Extract the complete listing and output it unchanged.

**MATERIAL PROVIDED:**
[Start]
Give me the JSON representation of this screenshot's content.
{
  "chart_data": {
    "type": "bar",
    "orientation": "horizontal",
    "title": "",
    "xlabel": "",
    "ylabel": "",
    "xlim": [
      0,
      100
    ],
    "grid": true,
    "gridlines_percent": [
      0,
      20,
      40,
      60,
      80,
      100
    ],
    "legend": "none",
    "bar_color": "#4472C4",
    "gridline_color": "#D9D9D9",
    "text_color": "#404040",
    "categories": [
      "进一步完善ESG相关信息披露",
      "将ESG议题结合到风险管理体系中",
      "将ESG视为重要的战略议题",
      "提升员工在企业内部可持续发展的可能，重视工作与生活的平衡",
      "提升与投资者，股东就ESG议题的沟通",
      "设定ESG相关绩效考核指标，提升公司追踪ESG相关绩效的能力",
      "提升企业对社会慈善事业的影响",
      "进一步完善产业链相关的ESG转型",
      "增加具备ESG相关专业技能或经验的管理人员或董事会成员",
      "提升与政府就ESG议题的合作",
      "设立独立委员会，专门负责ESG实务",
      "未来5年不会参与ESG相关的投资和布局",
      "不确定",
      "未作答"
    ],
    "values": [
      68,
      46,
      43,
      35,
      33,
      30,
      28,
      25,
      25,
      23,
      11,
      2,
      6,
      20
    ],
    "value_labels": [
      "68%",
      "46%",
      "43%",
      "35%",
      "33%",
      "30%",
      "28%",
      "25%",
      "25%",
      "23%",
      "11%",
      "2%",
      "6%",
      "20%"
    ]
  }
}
[End]
**COMPLETED TASK:**
Give me the JSON representation of this screenshot's content.
{
  "chart_data": {
    "type": "bar",
    "orientation": "horizontal",
    "title": "",
    "xlabel": "",
    "ylabel": "",
    "xlim": [
      0,
      100
    ],
    "grid": true,
    "gridlines_percent": [
      0,
      20,
      40,
      60,
      80,
      100
    ],
    "legend": "none",
    "bar_color": "#4472C4",
    "gridline_color": "#D9D9D9",
    "text_color": "#404040",
    "categories": [
      "进一步完善ESG相关信息披露",
      "将ESG议题结合到风险管理体系中",
      "将ESG视为重要的战略议题",
      "提升员工在企业内部可持续发展的可能，重视工作与生活的平衡",
      "提升与投资者，股东就ESG议题的沟通",
      "设定ESG相关绩效考核指标，提升公司追踪ESG相关绩效的能力",
      "提升企业对社会慈善事业的影响",
      "进一步完善产业链相关的ESG转型",
      "增加具备ESG相关专业技能或经验的管理人员或董事会成员",
      "提升与政府就ESG议题的合作",
      "设立独立委员会，专门负责ESG实务",
      "未来5年不会参与ESG相关的投资和布局",
      "不确定",
      "未作答"
    ],
    "values": [
      68,
      46,
      43,
      35,
      33,
      30,
      28,
      25,
      25,
      23,
      11,
      2,
      6,
      20
    ],
    "value_labels": [
      "68%",
      "46%",
      "43%",
      "35%",
      "33%",
      "30%",
      "28%",
      "25%",
      "25%",
      "23%",
      "11%",
      "2%",
      "6%",
      "20%"
    ]
  }
}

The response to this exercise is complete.